Task objective — Find each line with "instinctive" and copy it.

[Data entries]
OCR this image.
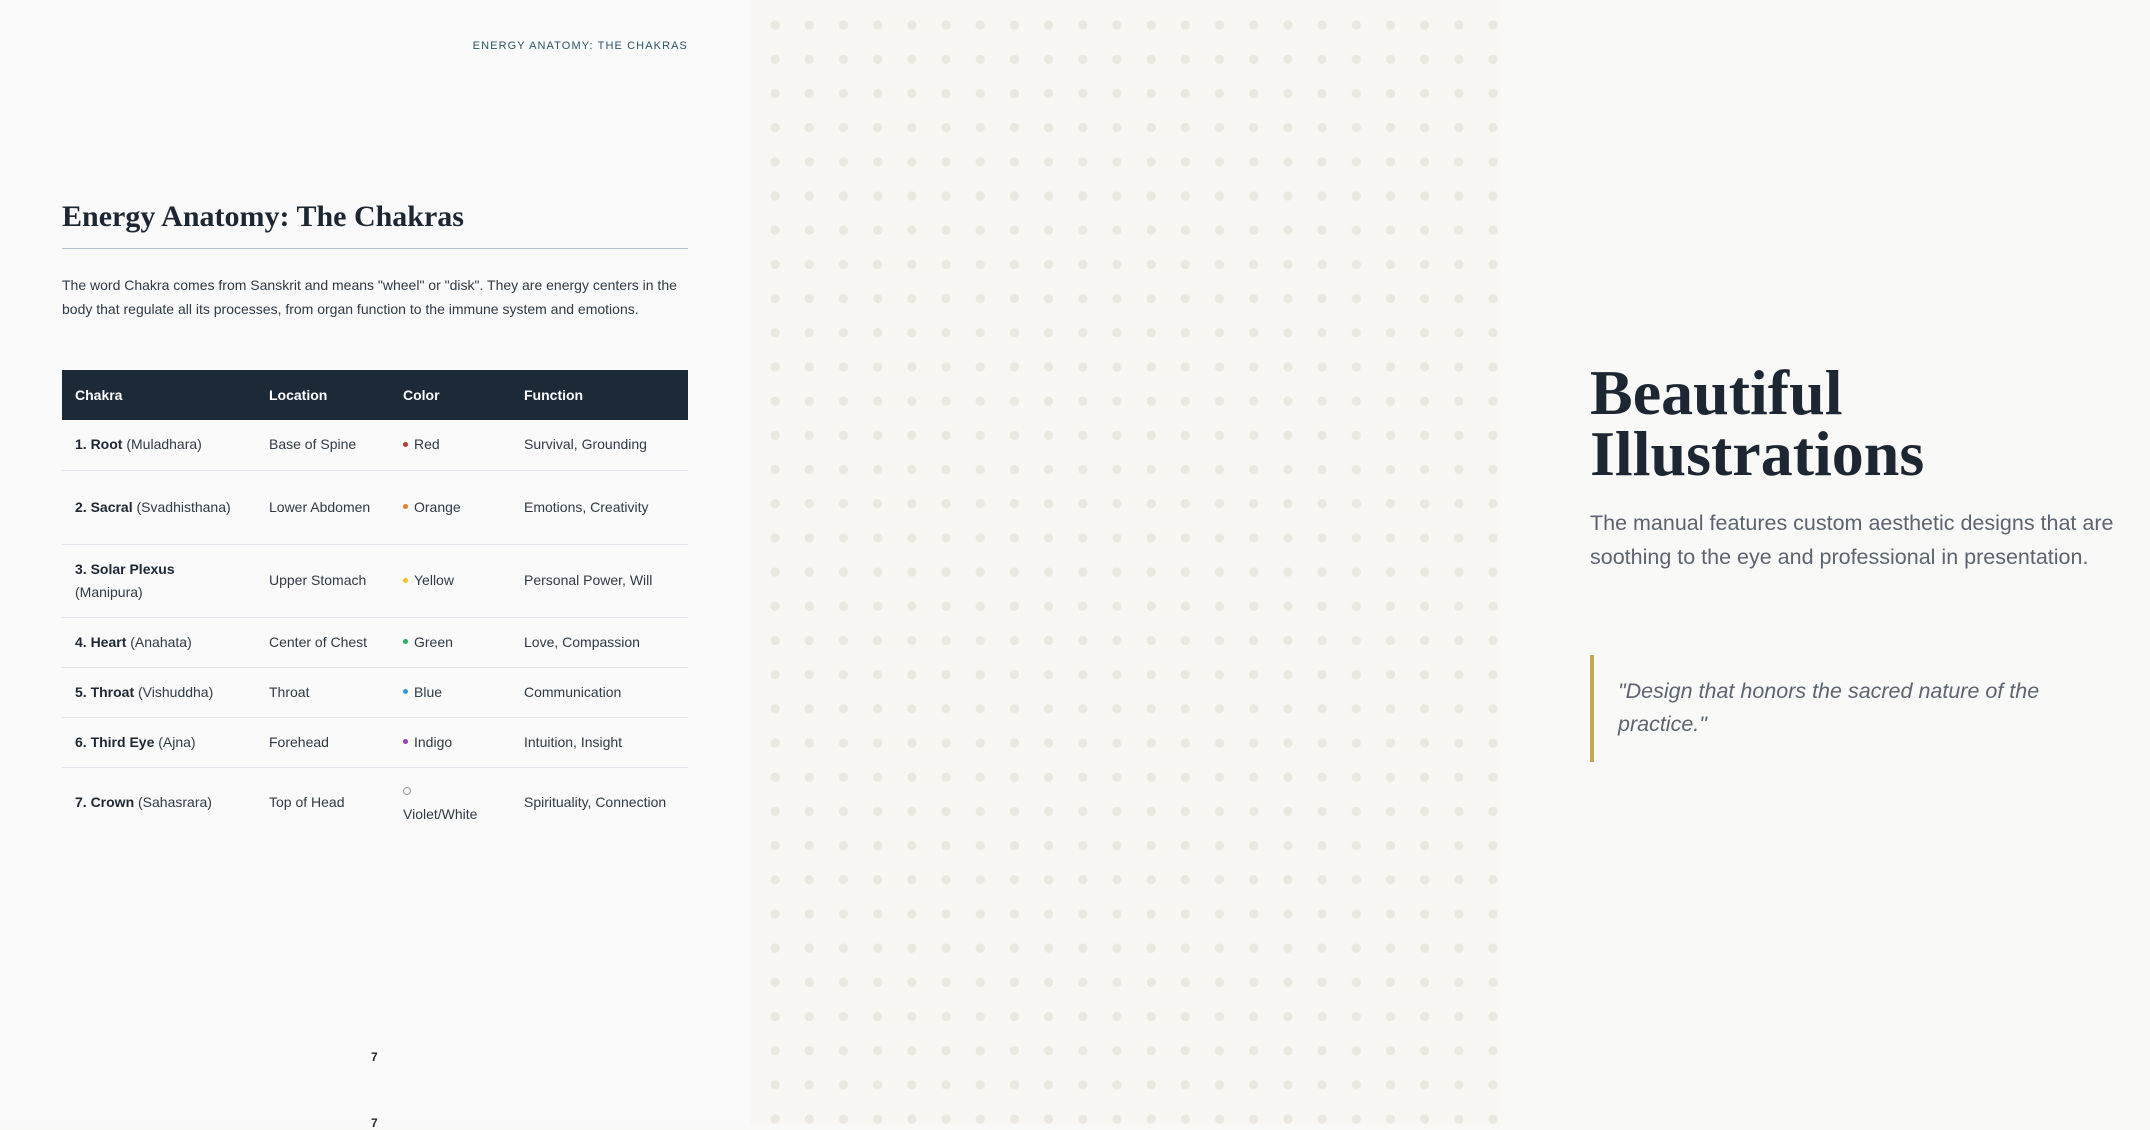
ENERGY ANATOMY: THE CHAKRAS
Energy Anatomy: The Chakras

The word Chakra comes from Sanskrit and means "wheel" or "disk". They are energy centers in the body that regulate all its processes, from organ function to the immune system and emotions.

Chakra	Location	Color	Function
1. Root (Muladhara)	Base of Spine	Red	Survival, Grounding
2. Sacral (Svadhisthana)	Lower Abdomen	Orange	Emotions, Creativity
3. Solar Plexus
(Manipura)	Upper Stomach	Yellow	Personal Power, Will
4. Heart (Anahata)	Center of Chest	Green	Love, Compassion
5. Throat (Vishuddha)	Throat	Blue	Communication
6. Third Eye (Ajna)	Forehead	Indigo	Intuition, Insight
7. Crown (Sahasrara)	Top of Head	Violet/White	Spirituality, Connection
7
7
Beautiful
Illustrations

The manual features custom aesthetic designs that are soothing to the eye and professional in presentation.

"Design that honors the sacred nature of the practice."
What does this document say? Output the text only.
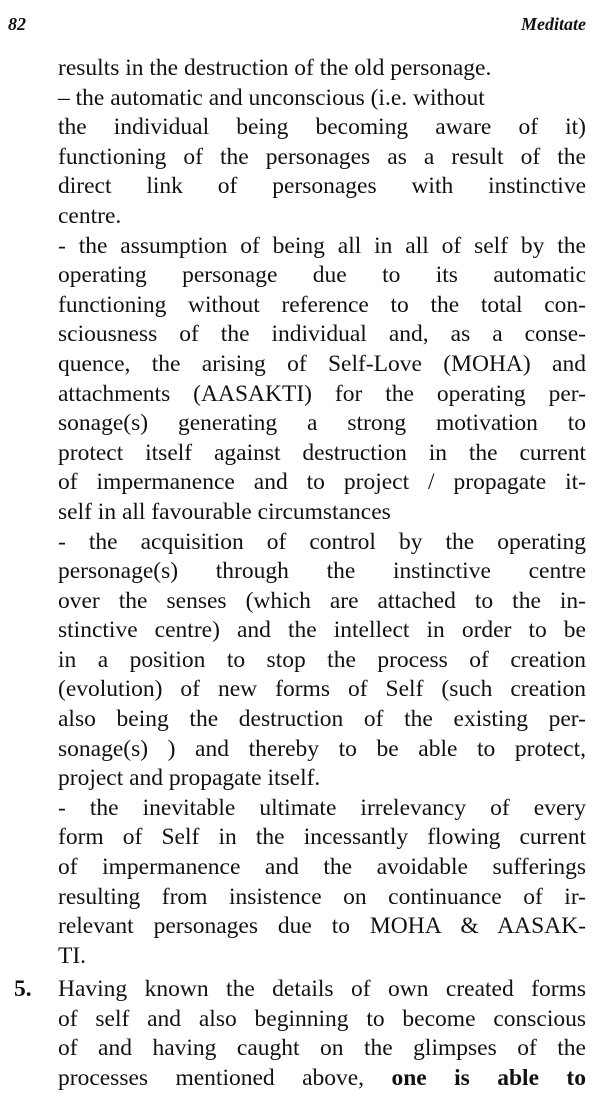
82	Meditate
results in the destruction of the old personage.
– the automatic and unconscious (i.e. without
the individual being becoming aware of it)
functioning of the personages as a result of the
direct link of personages with instinctive
centre.
- the assumption of being all in all of self by the
operating personage due to its automatic
functioning without reference to the total con-
sciousness of the individual and, as a conse-
quence, the arising of Self-Love (MOHA) and
attachments (AASAKTI) for the operating per-
sonage(s) generating a strong motivation to
protect itself against destruction in the current
of impermanence and to project / propagate it-
self in all favourable circumstances
- the acquisition of control by the operating
personage(s) through the instinctive centre
over the senses (which are attached to the in-
stinctive centre) and the intellect in order to be
in a position to stop the process of creation
(evolution) of new forms of Self (such creation
also being the destruction of the existing per-
sonage(s) ) and thereby to be able to protect,
project and propagate itself.
- the inevitable ultimate irrelevancy of every
form of Self in the incessantly flowing current
of impermanence and the avoidable sufferings
resulting from insistence on continuance of ir-
relevant personages due to MOHA & AASAK-
TI.
5. Having known the details of own created forms
of self and also beginning to become conscious
of and having caught on the glimpses of the
processes mentioned above, one is able to
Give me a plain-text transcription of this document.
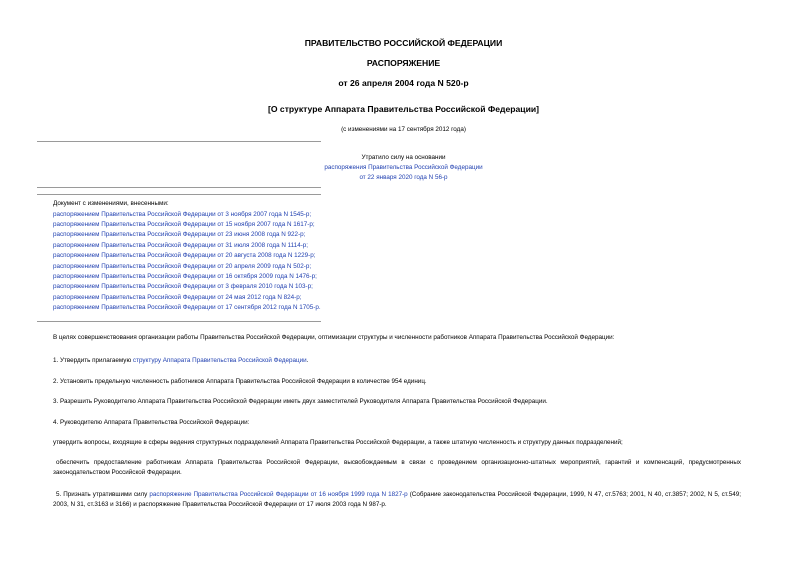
ПРАВИТЕЛЬСТВО РОССИЙСКОЙ ФЕДЕРАЦИИ
РАСПОРЯЖЕНИЕ
от 26 апреля 2004 года N 520-р
[О структуре Аппарата Правительства Российской Федерации]
(с изменениями на 17 сентября 2012 года)
Утратило силу на основании
распоряжения Правительства Российской Федерации
от 22 января 2020 года N 56-р
Документ с изменениями, внесенными:
распоряжением Правительства Российской Федерации от 3 ноября 2007 года N 1545-р;
распоряжением Правительства Российской Федерации от 15 ноября 2007 года N 1617-р;
распоряжением Правительства Российской Федерации от 23 июня 2008 года N 922-р;
распоряжением Правительства Российской Федерации от 31 июля 2008 года N 1114-р;
распоряжением Правительства Российской Федерации от 20 августа 2008 года N 1229-р;
распоряжением Правительства Российской Федерации от 20 апреля 2009 года N 502-р;
распоряжением Правительства Российской Федерации от 16 октября 2009 года N 1476-р;
распоряжением Правительства Российской Федерации от 3 февраля 2010 года N 103-р;
распоряжением Правительства Российской Федерации от 24 мая 2012 года N 824-р;
распоряжением Правительства Российской Федерации от 17 сентября 2012 года N 1705-р.
В целях совершенствования организации работы Правительства Российской Федерации, оптимизации структуры и численности работников Аппарата Правительства Российской Федерации:
1. Утвердить прилагаемую структуру Аппарата Правительства Российской Федерации.
2. Установить предельную численность работников Аппарата Правительства Российской Федерации в количестве 954 единиц.
3. Разрешить Руководителю Аппарата Правительства Российской Федерации иметь двух заместителей Руководителя Аппарата Правительства Российской Федерации.
4. Руководителю Аппарата Правительства Российской Федерации:
утвердить вопросы, входящие в сферы ведения структурных подразделений Аппарата Правительства Российской Федерации, а также штатную численность и структуру данных подразделений;
обеспечить предоставление работникам Аппарата Правительства Российской Федерации, высвобождаемым в связи с проведением организационно-штатных мероприятий, гарантий и компенсаций, предусмотренных законодательством Российской Федерации.
5. Признать утратившими силу распоряжение Правительства Российской Федерации от 16 ноября 1999 года N 1827-р (Собрание законодательства Российской Федерации, 1999, N 47, ст.5763; 2001, N 40, ст.3857; 2002, N 5, ст.549; 2003, N 31, ст.3163 и 3166) и распоряжение Правительства Российской Федерации от 17 июля 2003 года N 987-р.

Result for this exercise —
direct link of personages with instinctive
personage(s) through the instinctive centre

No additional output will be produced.